**Extracted material:**
========================================

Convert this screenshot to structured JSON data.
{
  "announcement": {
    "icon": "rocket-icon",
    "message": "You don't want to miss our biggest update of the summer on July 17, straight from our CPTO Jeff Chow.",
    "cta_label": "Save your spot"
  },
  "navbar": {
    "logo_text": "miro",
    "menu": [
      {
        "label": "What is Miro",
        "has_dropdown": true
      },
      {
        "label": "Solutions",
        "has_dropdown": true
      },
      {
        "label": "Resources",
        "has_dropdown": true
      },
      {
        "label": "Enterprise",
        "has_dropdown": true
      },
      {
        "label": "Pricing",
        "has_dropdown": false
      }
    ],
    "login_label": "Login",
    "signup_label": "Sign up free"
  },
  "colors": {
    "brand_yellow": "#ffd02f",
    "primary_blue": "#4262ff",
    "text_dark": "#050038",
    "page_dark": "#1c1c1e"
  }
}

========================================

**Instructions to follow:** Make an exact copy of the listing, including every line.

**Written solution:**
Convert this screenshot to structured JSON data.
{
  "announcement": {
    "icon": "rocket-icon",
    "message": "You don't want to miss our biggest update of the summer on July 17, straight from our CPTO Jeff Chow.",
    "cta_label": "Save your spot"
  },
  "navbar": {
    "logo_text": "miro",
    "menu": [
      {
        "label": "What is Miro",
        "has_dropdown": true
      },
      {
        "label": "Solutions",
        "has_dropdown": true
      },
      {
        "label": "Resources",
        "has_dropdown": true
      },
      {
        "label": "Enterprise",
        "has_dropdown": true
      },
      {
        "label": "Pricing",
        "has_dropdown": false
      }
    ],
    "login_label": "Login",
    "signup_label": "Sign up free"
  },
  "colors": {
    "brand_yellow": "#ffd02f",
    "primary_blue": "#4262ff",
    "text_dark": "#050038",
    "page_dark": "#1c1c1e"
  }
}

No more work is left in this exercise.